### Text passage

>>>>

A review of Hybrid OLTP and OLAP on Compressed Storage using both Vectorization and Compilation

OLTP (On-line Transaction Processing) databases are designed for fast on-line transactions (INSERT, UPDATE, DELETE). OLAP (On-line Analytical Processing) deals with Historical Data or Archival Data and few transactions. Traditionally, these databases have different technical requirements, but through an innovative compressed columnar storage format, the memory footprint can be reduced and throughput can be improved.

Note: This review is in the CS265 format and may reflect my personal opinion.

1. What is the problem?

This paper proposes a method to reduce the memory footprint of OLTP and OLAP database systems without reducing the throughput (after all, memory operations are faster than disk operations). In order to accomplish this, a storage scheme is required to work well with both memory and disk. This means the compression has to be tuned for performance and the data has to be indexed, but in moderation such that stored tuples are readily available to transaction processes.

When you think of OLTP, you think of a row store. When you think of OLAP, you think of a column store. These are literally orthogonal design patterns. Hybrid solutions at the present are not concerned with resources.

2. Why is it important?

Using Just In Time compilation of queries (making executable code) avoids the overhead of query interpretation across a "vectorized" execution. This is due to compiler optimizations with respect to loops. Combined with a low-compression column store format, the HyPer database can perform well in both OLTP and OLAP transactions. This means that the state and storage can be managed by the same system and still have high performance.

JIT compiling allows one to turn a higher level understanding into machine code. This helps eliminate branches in the machine level code. Pre-compiling Vectorwise code allows for optimal execution across the vector.

3. Why is it hard?

OLTP and OLAP operations have very different technical requirements down to the hardware level. For example, compression improves writing speed, but reduces read and query performance. So, to keep access fast, high-transactional systems do not use tuple compression. While single instruction, multiple data (SIMD) algorithms (such as bit-packing) have shown promise with early filtering, they lack in decompression.

<<<<

### Data listing
>>>>

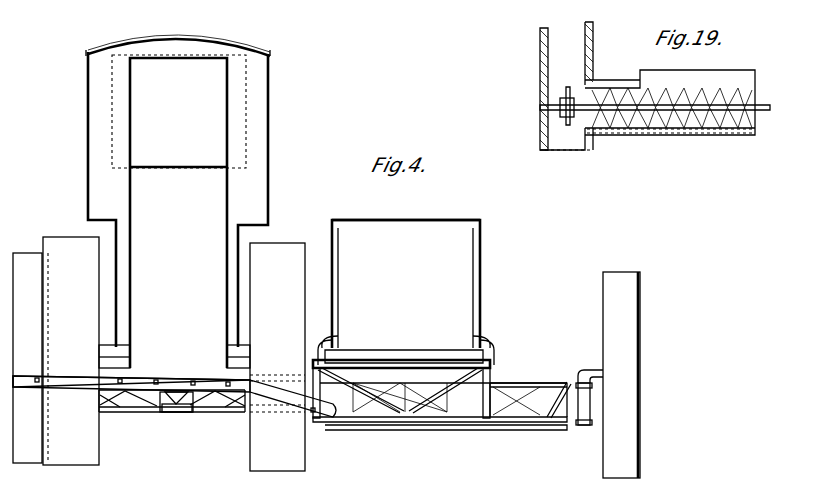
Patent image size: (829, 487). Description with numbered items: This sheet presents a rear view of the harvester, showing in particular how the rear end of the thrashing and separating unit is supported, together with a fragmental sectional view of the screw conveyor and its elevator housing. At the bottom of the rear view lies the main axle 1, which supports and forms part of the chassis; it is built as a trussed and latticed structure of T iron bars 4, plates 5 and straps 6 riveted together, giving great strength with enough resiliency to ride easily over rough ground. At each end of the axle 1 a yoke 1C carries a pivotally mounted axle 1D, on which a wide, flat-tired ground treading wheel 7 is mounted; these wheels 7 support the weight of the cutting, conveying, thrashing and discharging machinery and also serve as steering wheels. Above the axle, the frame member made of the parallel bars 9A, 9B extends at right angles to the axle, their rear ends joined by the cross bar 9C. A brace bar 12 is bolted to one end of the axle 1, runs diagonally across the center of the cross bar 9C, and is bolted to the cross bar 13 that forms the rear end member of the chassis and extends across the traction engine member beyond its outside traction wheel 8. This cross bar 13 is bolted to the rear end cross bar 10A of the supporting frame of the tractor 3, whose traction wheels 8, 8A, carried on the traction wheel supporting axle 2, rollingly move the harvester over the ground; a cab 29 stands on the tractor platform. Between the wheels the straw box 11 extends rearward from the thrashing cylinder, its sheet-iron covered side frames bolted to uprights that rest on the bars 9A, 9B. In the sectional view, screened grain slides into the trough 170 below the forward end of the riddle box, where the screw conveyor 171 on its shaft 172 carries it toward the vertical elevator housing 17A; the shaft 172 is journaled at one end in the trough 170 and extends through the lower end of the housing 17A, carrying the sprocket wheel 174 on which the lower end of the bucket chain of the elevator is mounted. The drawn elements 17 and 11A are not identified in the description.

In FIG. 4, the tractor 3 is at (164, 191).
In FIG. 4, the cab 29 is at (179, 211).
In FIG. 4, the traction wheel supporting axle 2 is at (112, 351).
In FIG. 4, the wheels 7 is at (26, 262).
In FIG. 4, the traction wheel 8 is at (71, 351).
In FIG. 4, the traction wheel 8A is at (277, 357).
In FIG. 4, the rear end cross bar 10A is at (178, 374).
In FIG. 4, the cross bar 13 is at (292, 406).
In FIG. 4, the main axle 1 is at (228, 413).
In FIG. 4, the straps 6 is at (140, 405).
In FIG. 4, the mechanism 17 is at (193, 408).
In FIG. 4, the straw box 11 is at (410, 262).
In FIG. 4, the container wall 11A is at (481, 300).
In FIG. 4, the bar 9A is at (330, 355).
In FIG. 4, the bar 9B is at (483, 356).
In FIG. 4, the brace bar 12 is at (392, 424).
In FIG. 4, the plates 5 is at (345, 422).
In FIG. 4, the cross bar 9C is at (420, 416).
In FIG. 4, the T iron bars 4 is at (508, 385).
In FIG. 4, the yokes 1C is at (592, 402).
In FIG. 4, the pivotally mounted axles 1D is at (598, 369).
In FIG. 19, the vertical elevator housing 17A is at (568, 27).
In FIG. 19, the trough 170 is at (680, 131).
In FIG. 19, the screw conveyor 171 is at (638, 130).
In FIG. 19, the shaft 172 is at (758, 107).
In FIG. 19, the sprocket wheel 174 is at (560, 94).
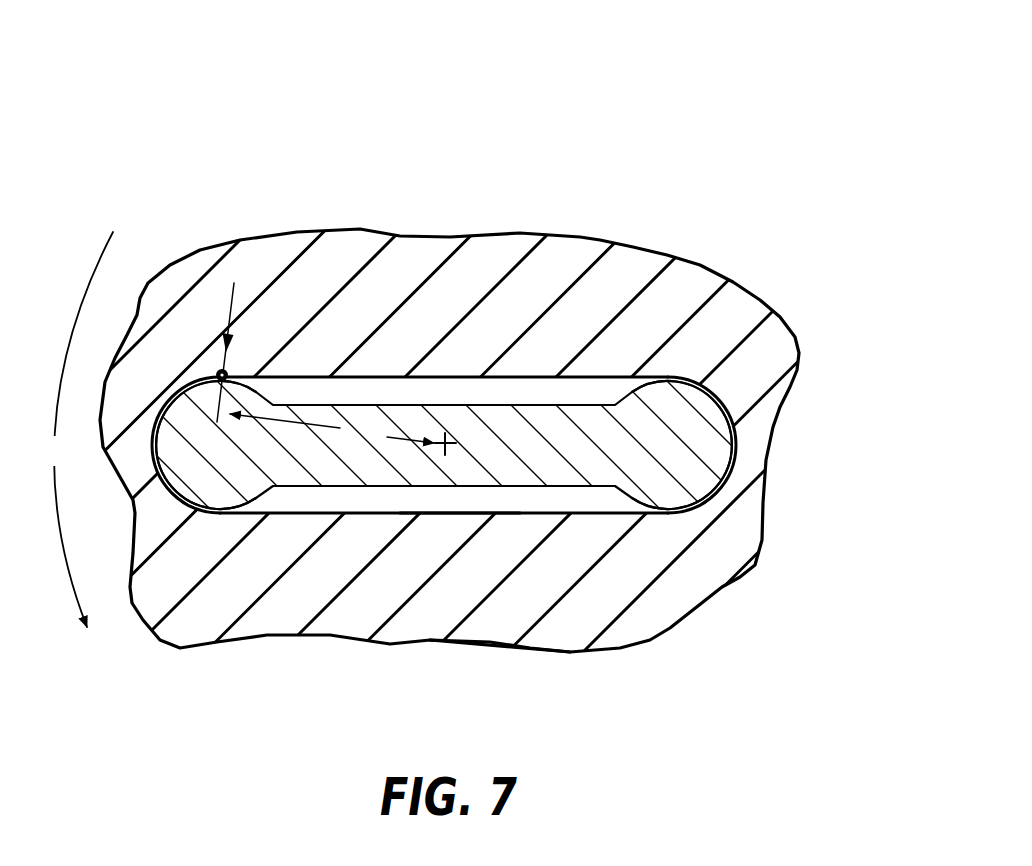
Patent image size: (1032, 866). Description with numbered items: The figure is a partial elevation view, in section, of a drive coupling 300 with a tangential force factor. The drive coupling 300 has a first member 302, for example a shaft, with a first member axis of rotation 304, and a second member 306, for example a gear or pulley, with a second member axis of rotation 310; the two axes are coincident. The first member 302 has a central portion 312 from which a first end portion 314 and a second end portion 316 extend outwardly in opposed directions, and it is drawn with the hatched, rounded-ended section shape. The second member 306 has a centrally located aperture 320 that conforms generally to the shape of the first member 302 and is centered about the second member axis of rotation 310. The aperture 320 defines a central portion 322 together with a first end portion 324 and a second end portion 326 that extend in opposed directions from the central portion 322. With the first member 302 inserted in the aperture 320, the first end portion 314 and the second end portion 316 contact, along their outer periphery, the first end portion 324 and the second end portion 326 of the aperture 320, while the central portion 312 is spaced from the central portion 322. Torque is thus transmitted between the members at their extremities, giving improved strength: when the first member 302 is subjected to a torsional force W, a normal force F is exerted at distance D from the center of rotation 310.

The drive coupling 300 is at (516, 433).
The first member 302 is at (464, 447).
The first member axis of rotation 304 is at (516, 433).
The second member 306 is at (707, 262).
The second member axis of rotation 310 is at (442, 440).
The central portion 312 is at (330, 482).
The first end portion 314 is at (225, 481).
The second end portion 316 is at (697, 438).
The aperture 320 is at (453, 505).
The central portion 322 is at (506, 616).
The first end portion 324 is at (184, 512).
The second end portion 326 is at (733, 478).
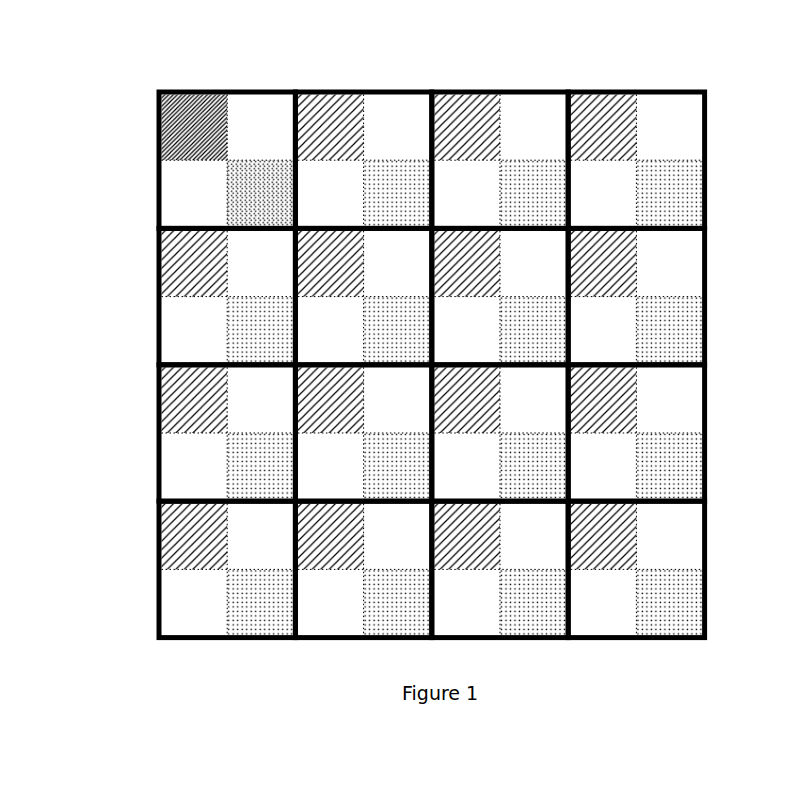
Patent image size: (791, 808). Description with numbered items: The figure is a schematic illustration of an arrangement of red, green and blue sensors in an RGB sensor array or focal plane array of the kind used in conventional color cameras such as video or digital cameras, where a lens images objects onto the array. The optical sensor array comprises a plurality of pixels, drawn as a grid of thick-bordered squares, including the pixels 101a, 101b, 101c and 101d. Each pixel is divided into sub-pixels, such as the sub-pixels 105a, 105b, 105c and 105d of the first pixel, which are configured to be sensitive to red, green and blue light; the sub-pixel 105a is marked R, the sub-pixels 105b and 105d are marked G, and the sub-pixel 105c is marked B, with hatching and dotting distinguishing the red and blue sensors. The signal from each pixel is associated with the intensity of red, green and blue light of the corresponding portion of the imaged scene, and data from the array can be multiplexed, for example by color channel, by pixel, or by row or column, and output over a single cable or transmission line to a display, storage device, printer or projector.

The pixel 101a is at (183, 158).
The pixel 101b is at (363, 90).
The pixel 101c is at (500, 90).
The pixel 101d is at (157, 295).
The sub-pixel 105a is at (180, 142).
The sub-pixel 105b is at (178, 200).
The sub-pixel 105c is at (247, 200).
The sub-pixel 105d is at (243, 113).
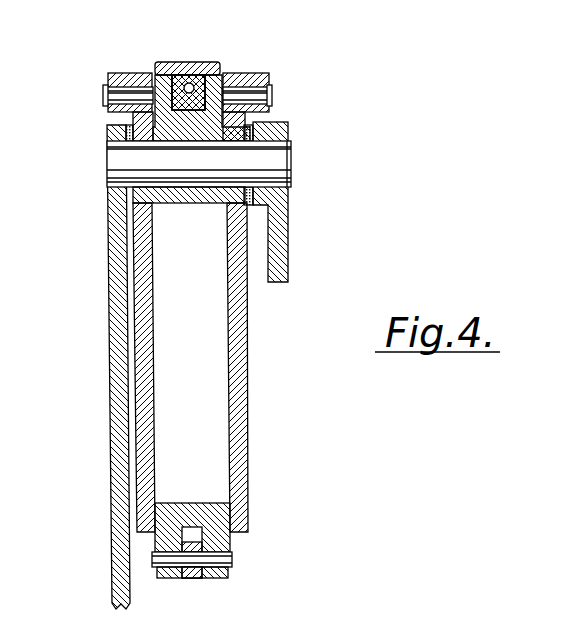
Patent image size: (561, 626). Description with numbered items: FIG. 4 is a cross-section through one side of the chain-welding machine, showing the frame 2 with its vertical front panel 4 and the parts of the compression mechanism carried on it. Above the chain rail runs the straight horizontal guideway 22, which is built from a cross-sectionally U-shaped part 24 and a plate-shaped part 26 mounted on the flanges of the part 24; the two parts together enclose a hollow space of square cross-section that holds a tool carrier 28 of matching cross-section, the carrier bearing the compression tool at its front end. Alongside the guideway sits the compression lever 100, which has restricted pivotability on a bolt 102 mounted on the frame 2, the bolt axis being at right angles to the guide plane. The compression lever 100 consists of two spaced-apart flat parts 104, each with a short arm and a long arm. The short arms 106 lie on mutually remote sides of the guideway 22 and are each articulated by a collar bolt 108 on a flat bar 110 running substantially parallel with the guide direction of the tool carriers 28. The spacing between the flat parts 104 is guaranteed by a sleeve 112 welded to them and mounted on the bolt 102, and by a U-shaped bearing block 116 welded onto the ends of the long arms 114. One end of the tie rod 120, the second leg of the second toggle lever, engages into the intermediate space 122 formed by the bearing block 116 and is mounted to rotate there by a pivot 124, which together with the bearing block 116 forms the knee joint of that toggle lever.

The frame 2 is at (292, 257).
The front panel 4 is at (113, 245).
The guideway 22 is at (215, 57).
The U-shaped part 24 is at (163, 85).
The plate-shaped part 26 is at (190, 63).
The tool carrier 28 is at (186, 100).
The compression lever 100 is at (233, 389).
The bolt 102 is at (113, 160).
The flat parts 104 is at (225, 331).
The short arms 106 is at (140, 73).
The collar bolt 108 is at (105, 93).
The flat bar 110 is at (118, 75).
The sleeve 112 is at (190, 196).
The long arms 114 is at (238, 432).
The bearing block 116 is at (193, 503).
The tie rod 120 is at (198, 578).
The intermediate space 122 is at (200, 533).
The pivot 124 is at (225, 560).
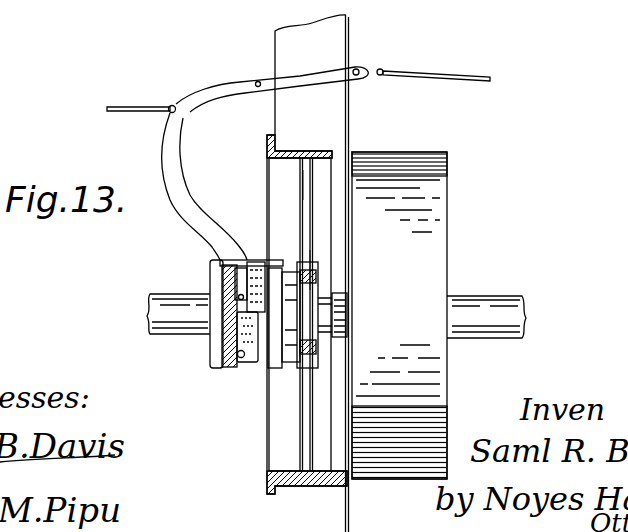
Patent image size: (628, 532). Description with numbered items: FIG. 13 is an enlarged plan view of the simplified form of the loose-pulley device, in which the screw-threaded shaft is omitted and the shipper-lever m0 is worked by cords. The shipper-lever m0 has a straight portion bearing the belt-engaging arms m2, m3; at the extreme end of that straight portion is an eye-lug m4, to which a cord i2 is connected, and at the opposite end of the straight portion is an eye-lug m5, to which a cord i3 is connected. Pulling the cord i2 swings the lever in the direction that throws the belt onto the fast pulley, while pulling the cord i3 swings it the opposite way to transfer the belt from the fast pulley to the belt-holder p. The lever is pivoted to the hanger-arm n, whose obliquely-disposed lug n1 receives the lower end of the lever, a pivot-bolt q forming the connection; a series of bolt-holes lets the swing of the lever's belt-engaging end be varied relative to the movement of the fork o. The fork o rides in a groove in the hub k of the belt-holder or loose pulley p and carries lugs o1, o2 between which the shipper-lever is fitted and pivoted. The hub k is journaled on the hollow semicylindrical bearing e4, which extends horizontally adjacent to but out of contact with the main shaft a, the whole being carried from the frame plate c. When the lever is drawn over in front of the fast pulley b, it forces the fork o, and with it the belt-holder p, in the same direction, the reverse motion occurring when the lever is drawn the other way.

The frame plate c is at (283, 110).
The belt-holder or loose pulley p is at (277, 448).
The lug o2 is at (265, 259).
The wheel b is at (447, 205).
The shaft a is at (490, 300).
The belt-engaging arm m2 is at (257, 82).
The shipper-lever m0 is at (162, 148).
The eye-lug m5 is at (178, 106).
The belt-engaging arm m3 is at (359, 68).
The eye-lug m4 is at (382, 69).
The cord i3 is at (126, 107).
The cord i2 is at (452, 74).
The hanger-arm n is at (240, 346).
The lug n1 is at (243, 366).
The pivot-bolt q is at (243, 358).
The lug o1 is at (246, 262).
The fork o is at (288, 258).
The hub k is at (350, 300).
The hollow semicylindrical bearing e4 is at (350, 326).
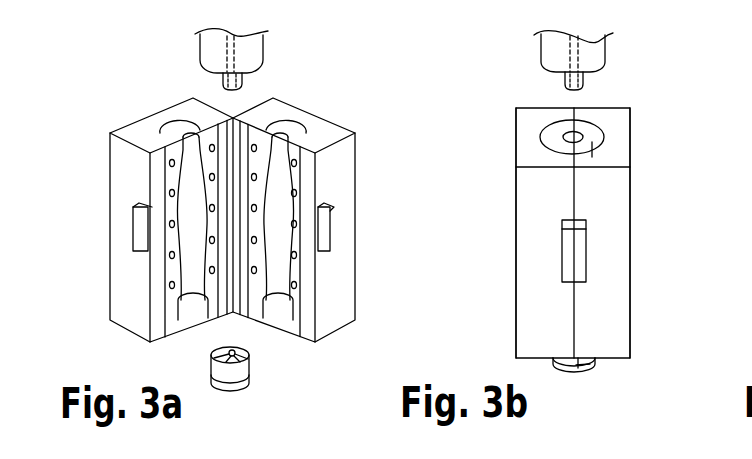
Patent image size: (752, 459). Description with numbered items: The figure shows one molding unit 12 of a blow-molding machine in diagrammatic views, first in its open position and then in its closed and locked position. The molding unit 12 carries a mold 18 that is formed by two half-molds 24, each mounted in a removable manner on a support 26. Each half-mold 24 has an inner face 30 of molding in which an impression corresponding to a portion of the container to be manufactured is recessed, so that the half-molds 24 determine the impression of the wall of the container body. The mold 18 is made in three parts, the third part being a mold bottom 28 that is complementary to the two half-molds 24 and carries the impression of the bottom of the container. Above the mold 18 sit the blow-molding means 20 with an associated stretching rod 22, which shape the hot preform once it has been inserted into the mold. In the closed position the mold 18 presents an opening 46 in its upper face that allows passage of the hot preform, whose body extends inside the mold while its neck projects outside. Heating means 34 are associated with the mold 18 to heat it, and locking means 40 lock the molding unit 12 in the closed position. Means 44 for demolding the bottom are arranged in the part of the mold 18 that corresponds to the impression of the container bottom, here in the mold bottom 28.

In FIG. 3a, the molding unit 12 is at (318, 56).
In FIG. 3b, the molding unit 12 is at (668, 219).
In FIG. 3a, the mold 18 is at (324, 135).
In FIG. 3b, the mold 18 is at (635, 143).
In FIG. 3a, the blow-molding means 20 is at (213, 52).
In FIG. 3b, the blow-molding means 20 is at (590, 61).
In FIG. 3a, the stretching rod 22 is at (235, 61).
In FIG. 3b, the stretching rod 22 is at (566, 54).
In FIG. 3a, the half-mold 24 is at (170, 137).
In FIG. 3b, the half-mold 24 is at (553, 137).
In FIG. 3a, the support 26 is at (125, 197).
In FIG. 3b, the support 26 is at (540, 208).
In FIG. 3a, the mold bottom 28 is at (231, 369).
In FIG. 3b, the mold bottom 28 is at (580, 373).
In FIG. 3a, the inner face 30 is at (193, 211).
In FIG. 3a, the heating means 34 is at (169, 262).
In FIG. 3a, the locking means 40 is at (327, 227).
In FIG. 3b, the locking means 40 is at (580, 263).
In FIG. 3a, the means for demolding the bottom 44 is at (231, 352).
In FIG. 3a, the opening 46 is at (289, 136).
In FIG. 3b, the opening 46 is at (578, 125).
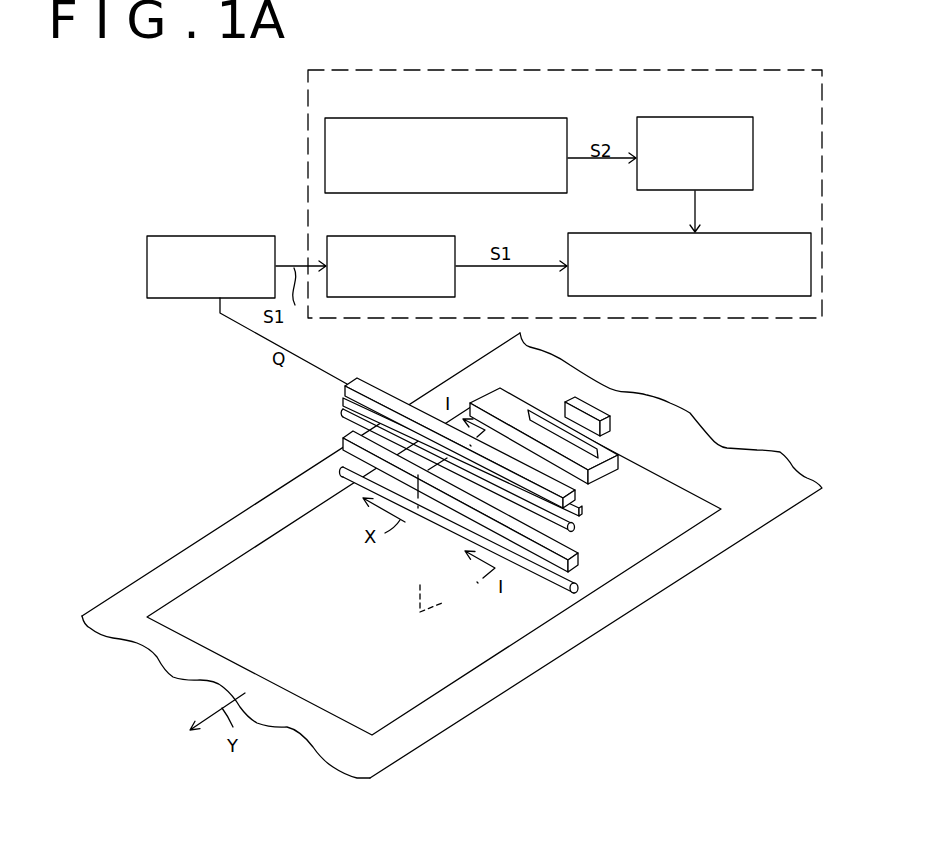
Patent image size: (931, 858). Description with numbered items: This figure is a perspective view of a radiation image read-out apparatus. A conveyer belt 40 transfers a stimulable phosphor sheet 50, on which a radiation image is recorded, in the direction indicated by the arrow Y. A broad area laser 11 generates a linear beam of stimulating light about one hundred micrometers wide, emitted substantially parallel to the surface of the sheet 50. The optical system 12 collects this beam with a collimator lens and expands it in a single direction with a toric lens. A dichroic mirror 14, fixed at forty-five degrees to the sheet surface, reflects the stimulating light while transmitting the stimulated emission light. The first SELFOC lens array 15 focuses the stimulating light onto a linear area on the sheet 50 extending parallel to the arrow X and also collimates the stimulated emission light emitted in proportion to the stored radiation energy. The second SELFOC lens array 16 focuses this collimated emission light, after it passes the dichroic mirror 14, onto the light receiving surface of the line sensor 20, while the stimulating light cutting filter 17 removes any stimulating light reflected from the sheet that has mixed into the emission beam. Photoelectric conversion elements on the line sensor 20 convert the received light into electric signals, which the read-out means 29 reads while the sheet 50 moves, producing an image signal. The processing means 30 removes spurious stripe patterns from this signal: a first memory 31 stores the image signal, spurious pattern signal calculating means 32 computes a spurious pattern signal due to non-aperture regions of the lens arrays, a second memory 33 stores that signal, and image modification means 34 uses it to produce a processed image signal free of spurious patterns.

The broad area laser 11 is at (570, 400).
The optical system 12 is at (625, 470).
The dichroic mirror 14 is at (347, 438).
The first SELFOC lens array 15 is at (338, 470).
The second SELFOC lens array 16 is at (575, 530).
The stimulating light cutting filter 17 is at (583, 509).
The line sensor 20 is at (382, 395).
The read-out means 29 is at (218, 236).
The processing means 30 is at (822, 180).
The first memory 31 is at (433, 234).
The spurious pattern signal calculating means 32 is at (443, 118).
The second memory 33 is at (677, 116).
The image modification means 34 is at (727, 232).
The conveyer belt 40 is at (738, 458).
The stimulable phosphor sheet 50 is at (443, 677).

<<<<

### Stated goal 1
Turn the records between the lines holding "Patent image size: (561, 626)." and "The pivot 124 is at (225, 560).", inclusive, into a two-column CSV headed input and output. Give one row per record, with its text in the input field and its answer in the output field, each field quoted and with line breaks replaced by spaces.
### Stated goal 2
Please continue the review of hybrid OLTP and OLAP storage from where it stops.
The review of hybrid OLTP and OLAP storage and the records are unrelated to each other.

### Final answer 1
input,output
"Patent image size: (561, 626). Description with numbered items: FIG. 4 is a cross-section through one side of the chain-welding machine, showing the frame 2 with its vertical front panel 4 and the parts of the compression mechanism carried on it. Above the chain rail runs the straight horizontal guideway 22, which is built from a cross-sectionally U-shaped part 24 and a plate-shaped part 26 mounted on the flanges of the part 24; the two parts together enclose a hollow space of square cross-section that holds a tool carrier 28 of matching cross-section, the carrier bearing the compression tool at its front end. Alongside the guideway sits the compression lever 100, which has restricted pivotability on a bolt 102 mounted on the frame 2, the bolt axis being at right angles to the guide plane. The compression lever 100 consists of two spaced-apart flat parts 104, each with a short arm and a long arm. The short arms 106 lie on mutually remote sides of the guideway 22 and are each articulated by a collar bolt 108 on a flat bar 110 running substantially parallel with the guide direction of the tool carriers 28. The spacing between the flat parts 104 is guaranteed by a sleeve 112 welded to them and mounted on the bolt 102, and by a U-shaped bearing block 116 welded onto the ends of the long arms 114. One end of the tie rod 120, the second leg of the second toggle lever, engages into the intermediate space 122 formed by the bearing block 116 and is mounted to rotate there by a pivot 124, which together with the bearing block 116 forms the knee joint of that toggle lever.","The frame 2 is at (292, 257). The front panel 4 is at (113, 245). The guideway 22 is at (215, 57). The U-shaped part 24 is at (163, 85). The plate-shaped part 26 is at (190, 63). The tool carrier 28 is at (186, 100). The compression lever 100 is at (233, 389). The bolt 102 is at (113, 160). The flat parts 104 is at (225, 331). The short arms 106 is at (140, 73). The collar bolt 108 is at (105, 93). The flat bar 110 is at (118, 75). The sleeve 112 is at (190, 196). The long arms 114 is at (238, 432). The bearing block 116 is at (193, 503). The tie rod 120 is at (198, 578). The intermediate space 122 is at (200, 533). The pivot 124 is at (225, 560)."

### Final answer 2
There is a balance between bandwidth and computational power. The compression cannot be so expensive that it bottlenecks the movement of data. This balance depends on hardware, data, and compression algorithms - all of which are changing.

4. Why existing solutions do not work?

JIT compilation relies on CPU registers while vectorization passes data through memory. However, vectorized scans can be pre-compiled and perform well with SIMD algorithms, which can be further optimized. Normally, these two approaches have these distinct benefits. The authors, however, use vectorized predicates that takes advantage of new hardware features such as Advanced Vector Extensions (AVX) and Streaming SIMD Extensions (SSE). This could nearly have the total number of instructions compared to existing solutions.

5. What is the core intuition for the solution?

The authors introduce a new positional type of Small Materialized Aggregates (SMA), which they call PSMAs. As optimal compression techniques are chosen for each column in the block, the PSMA light-weight indexes provide the min and max of the block, allowing the datablock to be skipped during a scan. If the block cannot be skipped, the scan range can be narrowed by the PSMA indexes.

The interpreted vectorized scanning techniques conform the data to an interface before it is sent to the JIT compiler. The interfaces and techniques are built into HyPer. Performing this analysis on tuples, vs vectors, creates too many code paths.

6. Does the paper prove its claims?

Yes. The authors showed experimental which incrementally evaluated the contribution of each of the four main HyPer features and recorded the data for 22 different query experiments. The authors further discuss HyPer adaptivity around evaluation of how binary decisions of certain query arguments are not SARGable due to the complexity of the code paths that create high JIT compile times. This was a large challenge of JIT query compilation.

The authors should make an effort to post their code in a public repository such as github.

7. What is the setup of analysis/experiments? is it sufficient?

The authors have developed a database system called HyPer. Hyper was originally built with a Just In Time (JIT) compiling query engine featuring a compressed column storage format they refer to as data blocks. Hyper is comparable to Drill and Impala databases, so there are at least other published contenders to compare results against.

8. Are there any gaps in the logic/proof?

Overall, the authors made four main changes to the HyPer database.

Change in the structure of the Data Blocks
Change in Data Block compression and indexing required to support said compression
Use and optimization of predicate evaluation on vectorized operations
Integrates multiple storage layout combinations

The authors claim a speed up on Search Argument scan-able Data Blocks (the ability to use search arguments on a Data Block is referred to as SARGable). While compared to vectorized scans, the HyPer system takes less than 1/3 the total time, the realization seems to be that JIT query compilation is the greatest driver of performance. The four main changes discussed in this paper only contribute an extra 7.5%. So, the results are somewhat misleading in that the results include a practice (JIT query compilation) that exists in other database systems.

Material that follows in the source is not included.